=== INSTRUÇÃO ESCRITA ===
Atualize a listagem abaixo trocando "selection box" por "caixa de seleção" em todas as linhas, sem mudar mais nada. Deixe as imagens de fora da resposta.

--- LINHAS DE DADOS ---

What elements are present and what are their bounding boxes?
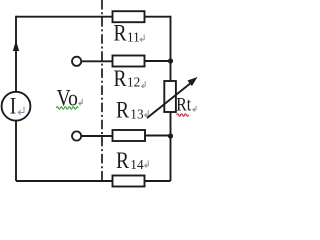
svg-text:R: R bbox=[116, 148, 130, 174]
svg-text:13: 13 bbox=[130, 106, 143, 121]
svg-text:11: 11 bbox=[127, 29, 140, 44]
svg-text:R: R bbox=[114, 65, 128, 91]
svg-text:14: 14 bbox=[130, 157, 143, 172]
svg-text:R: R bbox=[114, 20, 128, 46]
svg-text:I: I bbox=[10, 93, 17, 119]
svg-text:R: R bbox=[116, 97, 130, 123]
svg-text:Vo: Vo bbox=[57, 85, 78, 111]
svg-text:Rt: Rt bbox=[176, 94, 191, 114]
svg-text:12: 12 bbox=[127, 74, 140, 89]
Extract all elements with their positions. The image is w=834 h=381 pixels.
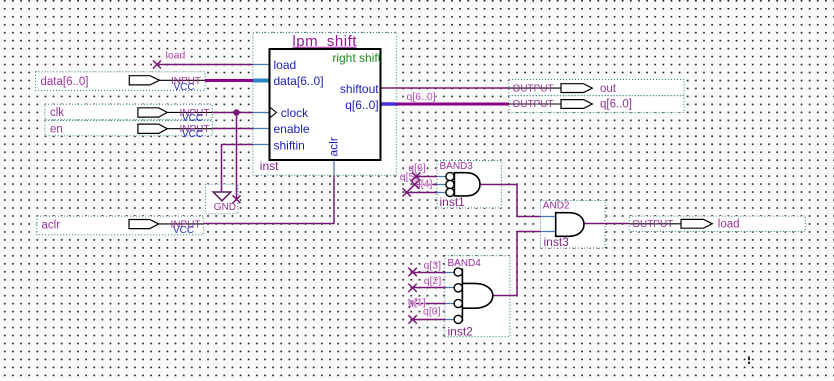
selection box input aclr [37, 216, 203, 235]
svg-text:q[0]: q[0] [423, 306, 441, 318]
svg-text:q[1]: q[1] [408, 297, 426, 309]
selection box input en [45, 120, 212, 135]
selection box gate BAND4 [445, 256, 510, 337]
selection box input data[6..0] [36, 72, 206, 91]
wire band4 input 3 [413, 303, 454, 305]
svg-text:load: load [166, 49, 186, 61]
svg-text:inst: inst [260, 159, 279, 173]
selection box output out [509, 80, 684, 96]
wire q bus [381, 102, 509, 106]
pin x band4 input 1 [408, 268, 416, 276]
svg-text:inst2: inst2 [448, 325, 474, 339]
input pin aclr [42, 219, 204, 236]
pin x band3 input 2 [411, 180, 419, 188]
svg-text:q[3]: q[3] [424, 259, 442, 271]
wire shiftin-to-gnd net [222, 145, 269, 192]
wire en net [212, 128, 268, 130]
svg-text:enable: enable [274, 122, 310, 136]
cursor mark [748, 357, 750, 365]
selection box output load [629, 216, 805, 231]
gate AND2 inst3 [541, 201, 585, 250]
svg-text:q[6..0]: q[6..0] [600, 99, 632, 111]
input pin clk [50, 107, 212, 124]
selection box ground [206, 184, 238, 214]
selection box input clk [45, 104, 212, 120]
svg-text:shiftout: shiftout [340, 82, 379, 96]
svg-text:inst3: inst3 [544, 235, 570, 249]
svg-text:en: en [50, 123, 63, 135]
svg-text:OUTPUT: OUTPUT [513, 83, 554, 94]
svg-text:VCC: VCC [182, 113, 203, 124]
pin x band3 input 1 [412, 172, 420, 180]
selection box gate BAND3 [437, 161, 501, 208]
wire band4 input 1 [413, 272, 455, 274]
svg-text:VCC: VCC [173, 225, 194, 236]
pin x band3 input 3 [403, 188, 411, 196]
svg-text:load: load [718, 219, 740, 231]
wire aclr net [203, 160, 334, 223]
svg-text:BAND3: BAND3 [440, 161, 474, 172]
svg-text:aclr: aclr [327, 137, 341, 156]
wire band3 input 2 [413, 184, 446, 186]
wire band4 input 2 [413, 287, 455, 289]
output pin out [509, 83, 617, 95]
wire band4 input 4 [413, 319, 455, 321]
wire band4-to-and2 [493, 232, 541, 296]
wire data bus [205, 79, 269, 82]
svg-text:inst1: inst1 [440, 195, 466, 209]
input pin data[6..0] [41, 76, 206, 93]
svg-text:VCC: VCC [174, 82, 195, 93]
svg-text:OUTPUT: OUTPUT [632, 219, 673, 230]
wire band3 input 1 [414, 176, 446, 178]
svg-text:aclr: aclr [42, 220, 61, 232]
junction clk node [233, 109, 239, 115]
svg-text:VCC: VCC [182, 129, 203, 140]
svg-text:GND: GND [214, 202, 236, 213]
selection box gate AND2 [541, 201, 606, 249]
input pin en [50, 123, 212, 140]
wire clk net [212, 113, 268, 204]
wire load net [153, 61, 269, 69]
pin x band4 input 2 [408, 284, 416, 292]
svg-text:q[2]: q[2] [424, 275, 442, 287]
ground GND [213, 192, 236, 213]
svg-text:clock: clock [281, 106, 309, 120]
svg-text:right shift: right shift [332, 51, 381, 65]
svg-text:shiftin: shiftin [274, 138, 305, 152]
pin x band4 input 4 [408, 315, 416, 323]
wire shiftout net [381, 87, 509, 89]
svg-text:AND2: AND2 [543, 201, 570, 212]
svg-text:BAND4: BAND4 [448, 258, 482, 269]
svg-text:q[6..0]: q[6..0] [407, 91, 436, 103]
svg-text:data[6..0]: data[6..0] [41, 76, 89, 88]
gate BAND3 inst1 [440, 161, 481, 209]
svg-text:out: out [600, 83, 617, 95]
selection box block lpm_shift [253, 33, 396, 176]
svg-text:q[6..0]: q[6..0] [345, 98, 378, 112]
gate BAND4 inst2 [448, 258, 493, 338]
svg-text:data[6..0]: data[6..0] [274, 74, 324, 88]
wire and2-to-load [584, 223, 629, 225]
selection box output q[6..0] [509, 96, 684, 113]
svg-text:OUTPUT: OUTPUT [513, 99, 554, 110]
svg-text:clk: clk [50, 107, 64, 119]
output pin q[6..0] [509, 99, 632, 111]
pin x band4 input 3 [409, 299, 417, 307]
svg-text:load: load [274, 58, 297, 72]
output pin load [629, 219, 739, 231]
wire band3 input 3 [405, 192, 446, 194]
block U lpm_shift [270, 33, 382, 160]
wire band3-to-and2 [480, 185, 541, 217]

---

=== RESULTADO DA TAREFA ===
What elements are present and what are their bounding boxes?
svg-text:R: R bbox=[116, 148, 130, 174]
svg-text:13: 13 bbox=[130, 106, 143, 121]
svg-text:11: 11 bbox=[127, 29, 140, 44]
svg-text:R: R bbox=[114, 65, 128, 91]
svg-text:14: 14 bbox=[130, 157, 143, 172]
svg-text:R: R bbox=[114, 20, 128, 46]
svg-text:I: I bbox=[10, 93, 17, 119]
svg-text:R: R bbox=[116, 97, 130, 123]
svg-text:Vo: Vo bbox=[57, 85, 78, 111]
svg-text:Rt: Rt bbox=[176, 94, 191, 114]
svg-text:12: 12 bbox=[127, 74, 140, 89]
Extract all elements with their positions. The image is w=834 h=381 pixels.
caixa de seleção input aclr [37, 216, 203, 235]
svg-text:q[0]: q[0] [423, 306, 441, 318]
svg-text:q[1]: q[1] [408, 297, 426, 309]
caixa de seleção input en [45, 120, 212, 135]
caixa de seleção gate BAND4 [445, 256, 510, 337]
caixa de seleção input data[6..0] [36, 72, 206, 91]
wire band4 input 3 [413, 303, 454, 305]
svg-text:load: load [166, 49, 186, 61]
svg-text:inst: inst [260, 159, 279, 173]
caixa de seleção output out [509, 80, 684, 96]
wire q bus [381, 102, 509, 106]
pin x band4 input 1 [408, 268, 416, 276]
svg-text:inst2: inst2 [448, 325, 474, 339]
input pin aclr [42, 219, 204, 236]
pin x band3 input 2 [411, 180, 419, 188]
svg-text:q[3]: q[3] [424, 259, 442, 271]
wire shiftin-to-gnd net [222, 145, 269, 192]
wire en net [212, 128, 268, 130]
svg-text:enable: enable [274, 122, 310, 136]
cursor mark [748, 357, 750, 365]
caixa de seleção output load [629, 216, 805, 231]
gate AND2 inst3 [541, 201, 585, 250]
svg-text:q[6..0]: q[6..0] [600, 99, 632, 111]
input pin clk [50, 107, 212, 124]
caixa de seleção ground [206, 184, 238, 214]
caixa de seleção input clk [45, 104, 212, 120]
svg-text:shiftout: shiftout [340, 82, 379, 96]
svg-text:inst3: inst3 [544, 235, 570, 249]
svg-text:en: en [50, 123, 63, 135]
svg-text:OUTPUT: OUTPUT [513, 83, 554, 94]
svg-text:VCC: VCC [182, 113, 203, 124]
pin x band3 input 1 [412, 172, 420, 180]
caixa de seleção gate BAND3 [437, 161, 501, 208]
wire band4 input 1 [413, 272, 455, 274]
svg-text:VCC: VCC [173, 225, 194, 236]
pin x band3 input 3 [403, 188, 411, 196]
svg-text:load: load [718, 219, 740, 231]
wire aclr net [203, 160, 334, 223]
svg-text:BAND3: BAND3 [440, 161, 474, 172]
svg-text:aclr: aclr [327, 137, 341, 156]
wire band3 input 2 [413, 184, 446, 186]
wire band4 input 2 [413, 287, 455, 289]
output pin out [509, 83, 617, 95]
wire band4 input 4 [413, 319, 455, 321]
wire band4-to-and2 [493, 232, 541, 296]
wire data bus [205, 79, 269, 82]
svg-text:inst1: inst1 [440, 195, 466, 209]
input pin data[6..0] [41, 76, 206, 93]
svg-text:VCC: VCC [174, 82, 195, 93]
svg-text:OUTPUT: OUTPUT [632, 219, 673, 230]
wire band3 input 1 [414, 176, 446, 178]
svg-text:aclr: aclr [42, 220, 61, 232]
junction clk node [233, 109, 239, 115]
svg-text:VCC: VCC [182, 129, 203, 140]
svg-text:GND: GND [214, 202, 236, 213]
caixa de seleção gate AND2 [541, 201, 606, 249]
input pin en [50, 123, 212, 140]
wire clk net [212, 113, 268, 204]
wire load net [153, 61, 269, 69]
pin x band4 input 2 [408, 284, 416, 292]
svg-text:q[2]: q[2] [424, 275, 442, 287]
ground GND [213, 192, 236, 213]
svg-text:clock: clock [281, 106, 309, 120]
svg-text:right shift: right shift [332, 51, 381, 65]
svg-text:shiftin: shiftin [274, 138, 305, 152]
pin x band4 input 4 [408, 315, 416, 323]
wire shiftout net [381, 87, 509, 89]
svg-text:AND2: AND2 [543, 201, 570, 212]
svg-text:BAND4: BAND4 [448, 258, 482, 269]
svg-text:q[6..0]: q[6..0] [407, 91, 436, 103]
svg-text:data[6..0]: data[6..0] [41, 76, 89, 88]
gate BAND3 inst1 [440, 161, 481, 209]
svg-text:out: out [600, 83, 617, 95]
caixa de seleção block lpm_shift [253, 33, 396, 176]
svg-text:q[6..0]: q[6..0] [345, 98, 378, 112]
gate BAND4 inst2 [448, 258, 493, 338]
svg-text:data[6..0]: data[6..0] [274, 74, 324, 88]
wire and2-to-load [584, 223, 629, 225]
caixa de seleção output q[6..0] [509, 96, 684, 113]
svg-text:OUTPUT: OUTPUT [513, 99, 554, 110]
svg-text:clk: clk [50, 107, 64, 119]
output pin q[6..0] [509, 99, 632, 111]
pin x band4 input 3 [409, 299, 417, 307]
svg-text:load: load [274, 58, 297, 72]
output pin load [629, 219, 739, 231]
wire band3 input 3 [405, 192, 446, 194]
block U lpm_shift [270, 33, 382, 160]
wire band3-to-and2 [480, 185, 541, 217]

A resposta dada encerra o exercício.